┏━━
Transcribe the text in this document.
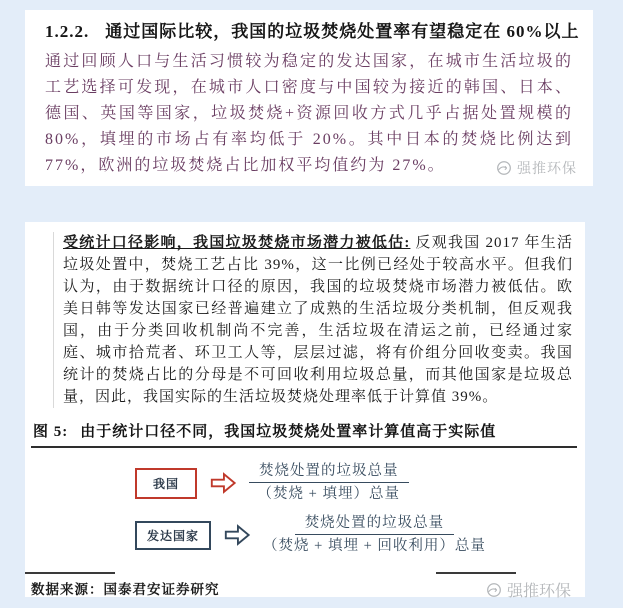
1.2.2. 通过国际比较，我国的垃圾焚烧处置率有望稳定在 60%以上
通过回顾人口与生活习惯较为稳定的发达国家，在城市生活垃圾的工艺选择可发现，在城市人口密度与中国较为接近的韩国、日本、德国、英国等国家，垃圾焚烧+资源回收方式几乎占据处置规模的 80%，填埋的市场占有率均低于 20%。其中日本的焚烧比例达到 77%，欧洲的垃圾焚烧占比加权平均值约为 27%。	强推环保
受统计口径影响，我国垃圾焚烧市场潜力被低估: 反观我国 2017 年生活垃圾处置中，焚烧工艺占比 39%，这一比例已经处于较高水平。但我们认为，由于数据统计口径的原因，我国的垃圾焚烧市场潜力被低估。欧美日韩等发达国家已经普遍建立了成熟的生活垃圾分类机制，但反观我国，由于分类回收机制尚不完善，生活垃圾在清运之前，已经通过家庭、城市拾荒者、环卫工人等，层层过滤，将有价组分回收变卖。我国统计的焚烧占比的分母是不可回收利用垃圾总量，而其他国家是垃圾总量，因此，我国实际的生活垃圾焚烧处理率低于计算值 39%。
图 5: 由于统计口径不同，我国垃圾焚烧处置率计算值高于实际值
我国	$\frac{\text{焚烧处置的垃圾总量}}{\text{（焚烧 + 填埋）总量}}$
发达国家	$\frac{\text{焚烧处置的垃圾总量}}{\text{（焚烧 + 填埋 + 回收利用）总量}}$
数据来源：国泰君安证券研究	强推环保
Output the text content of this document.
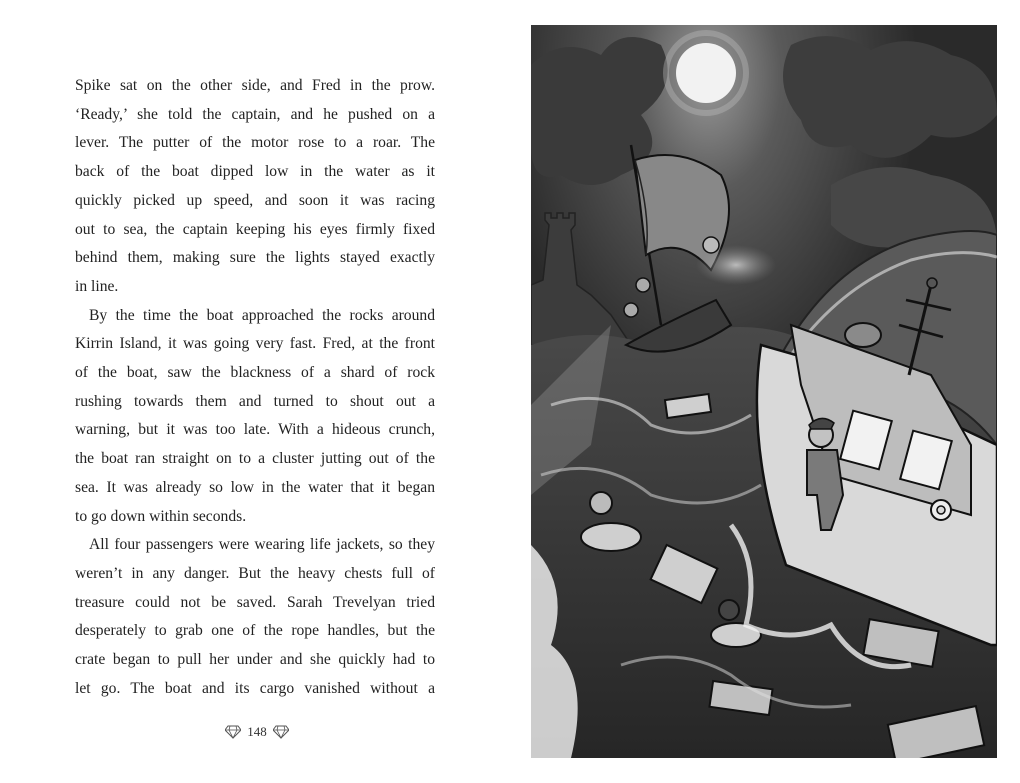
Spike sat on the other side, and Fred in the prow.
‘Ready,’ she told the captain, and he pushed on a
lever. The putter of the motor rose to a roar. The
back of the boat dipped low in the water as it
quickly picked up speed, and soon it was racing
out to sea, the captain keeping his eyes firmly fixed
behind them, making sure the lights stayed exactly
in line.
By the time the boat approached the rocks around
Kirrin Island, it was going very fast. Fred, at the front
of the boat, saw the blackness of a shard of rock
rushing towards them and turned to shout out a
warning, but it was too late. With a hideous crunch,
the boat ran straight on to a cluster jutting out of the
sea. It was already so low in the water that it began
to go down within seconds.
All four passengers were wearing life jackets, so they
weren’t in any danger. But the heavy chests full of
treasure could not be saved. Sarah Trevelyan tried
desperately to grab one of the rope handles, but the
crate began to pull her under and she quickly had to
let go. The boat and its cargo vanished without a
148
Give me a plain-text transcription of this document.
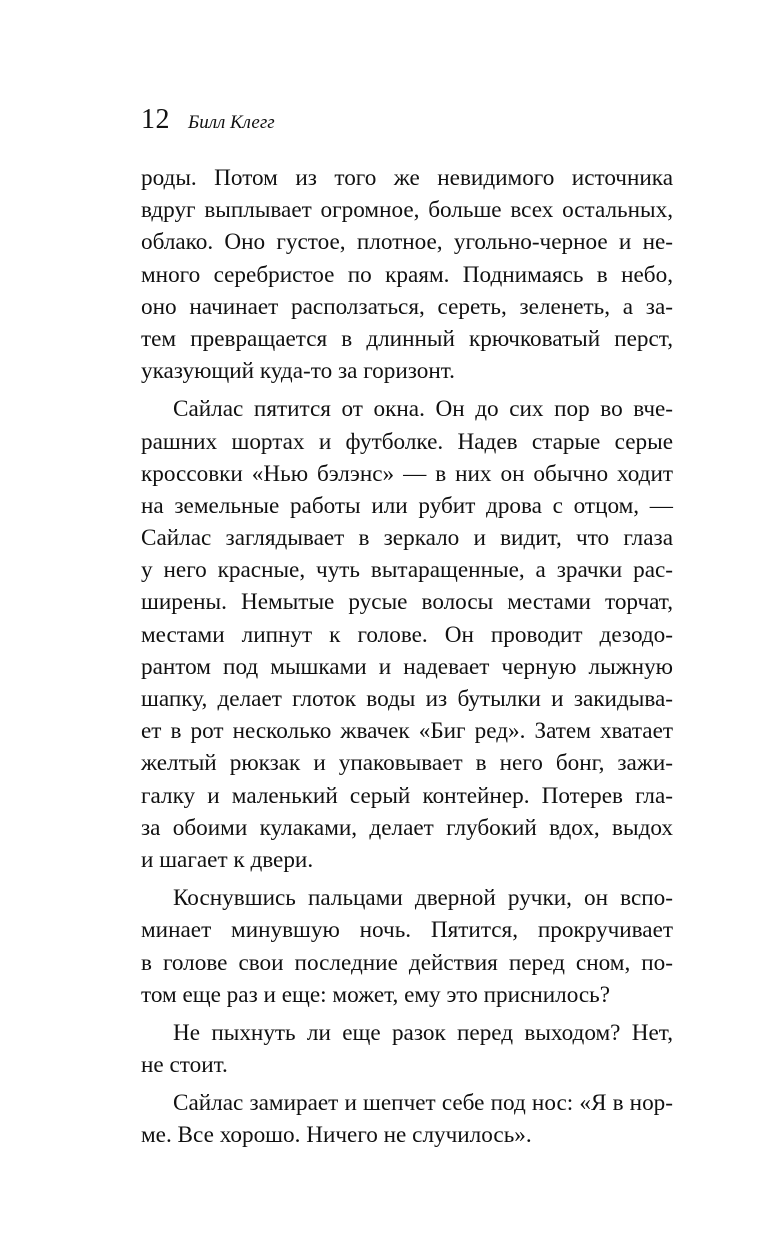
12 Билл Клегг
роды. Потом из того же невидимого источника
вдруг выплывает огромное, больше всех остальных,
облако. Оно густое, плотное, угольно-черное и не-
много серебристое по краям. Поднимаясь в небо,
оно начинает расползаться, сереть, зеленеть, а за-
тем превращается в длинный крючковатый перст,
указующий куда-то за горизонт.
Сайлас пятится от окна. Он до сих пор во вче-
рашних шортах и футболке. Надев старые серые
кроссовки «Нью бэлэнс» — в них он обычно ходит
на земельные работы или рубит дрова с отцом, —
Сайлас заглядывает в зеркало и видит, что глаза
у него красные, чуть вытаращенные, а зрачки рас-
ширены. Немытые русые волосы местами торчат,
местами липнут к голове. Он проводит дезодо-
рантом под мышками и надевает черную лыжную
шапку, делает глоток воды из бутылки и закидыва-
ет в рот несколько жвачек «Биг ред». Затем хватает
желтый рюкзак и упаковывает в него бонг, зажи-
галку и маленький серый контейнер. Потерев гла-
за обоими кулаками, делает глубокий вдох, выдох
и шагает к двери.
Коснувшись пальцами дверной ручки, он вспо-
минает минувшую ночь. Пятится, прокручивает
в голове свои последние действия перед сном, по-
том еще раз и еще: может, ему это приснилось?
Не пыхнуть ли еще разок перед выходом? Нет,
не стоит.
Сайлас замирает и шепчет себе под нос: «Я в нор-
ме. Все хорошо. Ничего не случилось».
┗━━
┏━━
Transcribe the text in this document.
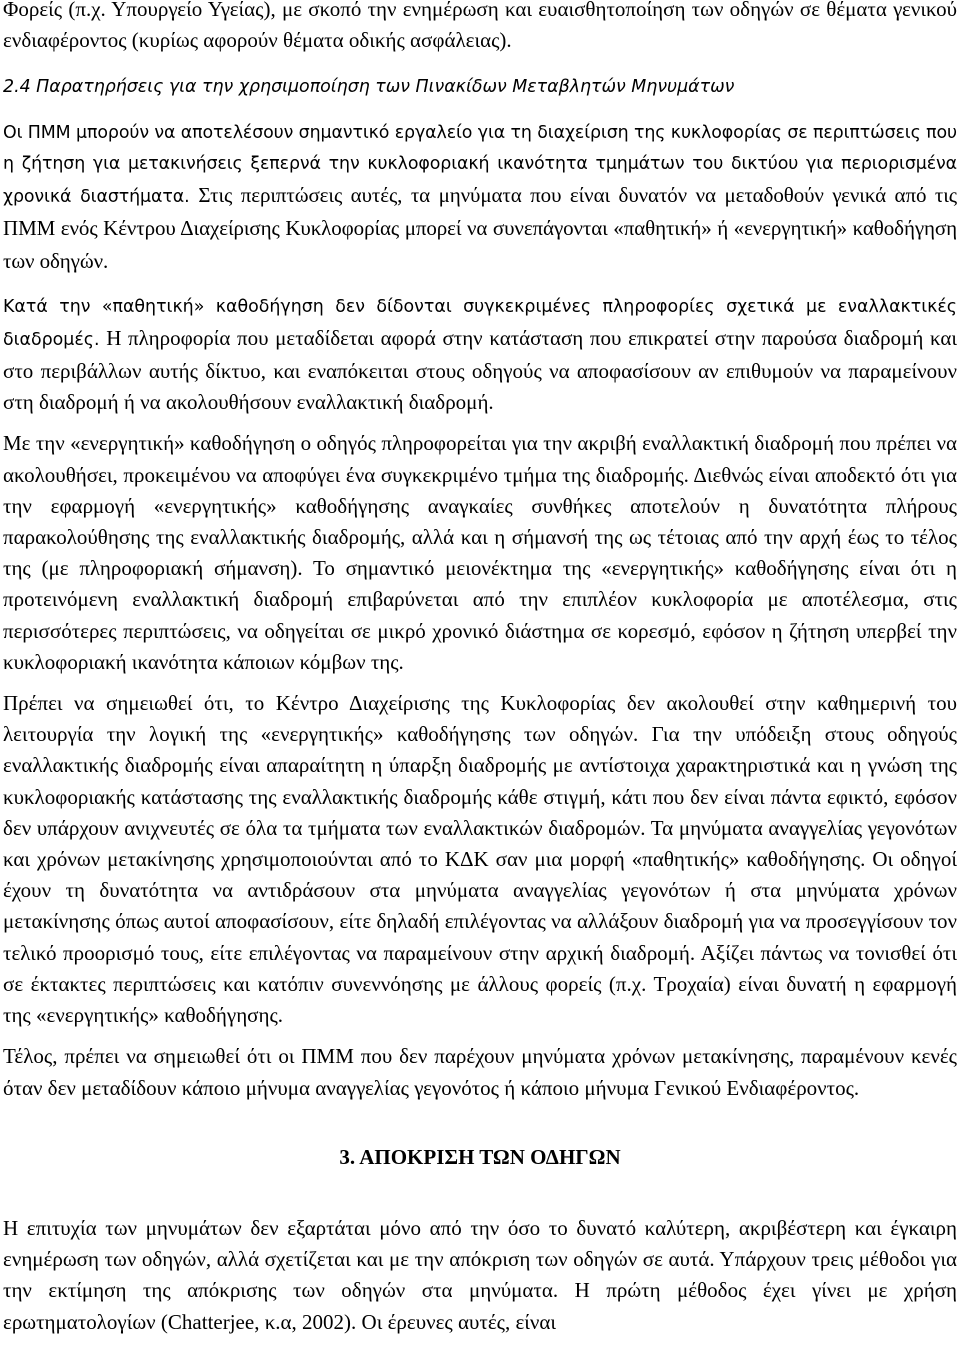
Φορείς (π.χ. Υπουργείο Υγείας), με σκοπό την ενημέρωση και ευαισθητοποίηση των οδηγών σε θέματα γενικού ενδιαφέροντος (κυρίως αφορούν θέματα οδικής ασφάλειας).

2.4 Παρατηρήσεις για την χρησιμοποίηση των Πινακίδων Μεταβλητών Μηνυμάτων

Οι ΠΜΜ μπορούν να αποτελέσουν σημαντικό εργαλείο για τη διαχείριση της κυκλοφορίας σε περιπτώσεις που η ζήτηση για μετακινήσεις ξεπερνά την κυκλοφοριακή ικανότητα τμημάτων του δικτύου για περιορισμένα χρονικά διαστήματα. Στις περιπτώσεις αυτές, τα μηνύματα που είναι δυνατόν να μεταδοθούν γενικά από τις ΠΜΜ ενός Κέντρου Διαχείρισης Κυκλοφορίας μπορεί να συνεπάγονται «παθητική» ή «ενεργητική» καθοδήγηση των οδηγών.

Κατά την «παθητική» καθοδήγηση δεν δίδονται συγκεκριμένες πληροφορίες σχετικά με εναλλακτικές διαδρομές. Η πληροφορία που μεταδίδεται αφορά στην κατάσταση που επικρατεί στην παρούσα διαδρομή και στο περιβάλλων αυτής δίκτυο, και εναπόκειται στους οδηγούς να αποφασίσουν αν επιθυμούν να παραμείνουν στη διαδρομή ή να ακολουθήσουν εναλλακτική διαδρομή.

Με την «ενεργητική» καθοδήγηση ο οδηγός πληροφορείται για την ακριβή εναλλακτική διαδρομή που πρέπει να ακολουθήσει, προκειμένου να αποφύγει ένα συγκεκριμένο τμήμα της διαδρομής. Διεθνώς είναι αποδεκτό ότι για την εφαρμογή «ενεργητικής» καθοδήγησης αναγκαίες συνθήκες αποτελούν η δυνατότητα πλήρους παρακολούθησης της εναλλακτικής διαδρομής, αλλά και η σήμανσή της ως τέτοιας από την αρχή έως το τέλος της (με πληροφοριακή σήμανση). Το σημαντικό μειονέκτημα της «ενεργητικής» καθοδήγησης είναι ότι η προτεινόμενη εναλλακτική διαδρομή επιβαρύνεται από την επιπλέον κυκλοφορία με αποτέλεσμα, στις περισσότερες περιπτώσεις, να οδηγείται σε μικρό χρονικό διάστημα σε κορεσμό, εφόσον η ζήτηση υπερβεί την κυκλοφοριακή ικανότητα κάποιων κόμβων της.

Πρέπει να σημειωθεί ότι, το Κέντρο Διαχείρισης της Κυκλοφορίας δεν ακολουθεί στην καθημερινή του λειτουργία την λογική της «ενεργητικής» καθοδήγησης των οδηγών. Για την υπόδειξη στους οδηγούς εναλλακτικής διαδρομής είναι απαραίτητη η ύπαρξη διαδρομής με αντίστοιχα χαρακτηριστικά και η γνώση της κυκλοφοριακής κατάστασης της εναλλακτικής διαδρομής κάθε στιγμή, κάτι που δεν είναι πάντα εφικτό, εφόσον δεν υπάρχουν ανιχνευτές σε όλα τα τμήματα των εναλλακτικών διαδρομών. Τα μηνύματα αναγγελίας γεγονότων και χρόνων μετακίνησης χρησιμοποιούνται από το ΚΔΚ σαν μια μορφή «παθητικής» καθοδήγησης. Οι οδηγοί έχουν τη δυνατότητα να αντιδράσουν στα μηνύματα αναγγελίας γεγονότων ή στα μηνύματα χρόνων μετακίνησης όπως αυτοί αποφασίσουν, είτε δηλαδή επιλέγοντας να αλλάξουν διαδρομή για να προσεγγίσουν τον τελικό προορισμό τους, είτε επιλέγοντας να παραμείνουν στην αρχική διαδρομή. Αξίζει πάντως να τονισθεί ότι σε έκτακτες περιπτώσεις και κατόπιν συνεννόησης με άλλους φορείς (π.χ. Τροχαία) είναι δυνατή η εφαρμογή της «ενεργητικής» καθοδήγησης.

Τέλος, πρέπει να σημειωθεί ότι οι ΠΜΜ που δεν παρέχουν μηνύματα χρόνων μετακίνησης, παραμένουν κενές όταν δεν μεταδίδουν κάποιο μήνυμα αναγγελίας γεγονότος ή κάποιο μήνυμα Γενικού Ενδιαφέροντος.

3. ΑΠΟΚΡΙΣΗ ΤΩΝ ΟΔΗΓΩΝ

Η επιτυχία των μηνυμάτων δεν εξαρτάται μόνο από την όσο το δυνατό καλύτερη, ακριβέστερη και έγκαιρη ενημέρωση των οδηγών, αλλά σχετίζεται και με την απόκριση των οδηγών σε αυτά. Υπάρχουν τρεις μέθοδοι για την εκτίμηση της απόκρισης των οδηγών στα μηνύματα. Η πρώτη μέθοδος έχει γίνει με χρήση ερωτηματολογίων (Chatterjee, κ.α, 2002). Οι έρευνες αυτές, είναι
┗━━
┏━━
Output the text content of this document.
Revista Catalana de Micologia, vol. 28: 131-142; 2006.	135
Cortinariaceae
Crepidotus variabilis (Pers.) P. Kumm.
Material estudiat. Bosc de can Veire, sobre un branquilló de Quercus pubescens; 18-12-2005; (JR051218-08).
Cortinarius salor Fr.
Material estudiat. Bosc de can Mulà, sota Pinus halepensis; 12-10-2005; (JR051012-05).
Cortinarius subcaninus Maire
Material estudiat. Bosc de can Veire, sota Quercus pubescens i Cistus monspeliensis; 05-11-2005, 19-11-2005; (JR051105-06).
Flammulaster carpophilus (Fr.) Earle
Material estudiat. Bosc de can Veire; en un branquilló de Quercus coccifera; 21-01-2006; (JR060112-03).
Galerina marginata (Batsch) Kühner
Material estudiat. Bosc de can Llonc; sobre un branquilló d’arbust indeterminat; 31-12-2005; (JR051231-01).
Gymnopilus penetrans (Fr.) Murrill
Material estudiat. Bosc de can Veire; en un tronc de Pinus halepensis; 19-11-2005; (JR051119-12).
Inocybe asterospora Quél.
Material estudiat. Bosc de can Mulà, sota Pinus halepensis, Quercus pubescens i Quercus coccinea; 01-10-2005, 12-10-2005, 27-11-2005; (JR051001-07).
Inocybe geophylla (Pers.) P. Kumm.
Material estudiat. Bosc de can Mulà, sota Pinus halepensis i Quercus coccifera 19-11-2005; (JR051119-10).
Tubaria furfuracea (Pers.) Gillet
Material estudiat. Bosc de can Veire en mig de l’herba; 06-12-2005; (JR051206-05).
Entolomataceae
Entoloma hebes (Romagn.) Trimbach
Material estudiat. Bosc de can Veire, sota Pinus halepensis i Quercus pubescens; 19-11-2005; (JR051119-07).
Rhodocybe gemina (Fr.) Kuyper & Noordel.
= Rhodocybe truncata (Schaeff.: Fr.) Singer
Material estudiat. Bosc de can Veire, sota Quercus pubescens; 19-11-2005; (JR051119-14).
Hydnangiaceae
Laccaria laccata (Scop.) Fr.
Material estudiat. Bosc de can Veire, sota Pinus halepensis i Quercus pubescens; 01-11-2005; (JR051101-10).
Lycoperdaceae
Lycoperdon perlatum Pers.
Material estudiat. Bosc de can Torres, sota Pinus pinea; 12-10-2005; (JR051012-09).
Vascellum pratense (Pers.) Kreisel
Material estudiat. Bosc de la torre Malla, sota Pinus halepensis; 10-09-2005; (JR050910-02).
┗━━
PROBLEM: Of the lines in the listing, how many hold the word "местами"? Nothing but the number is needed.

FINAL RESULT: 2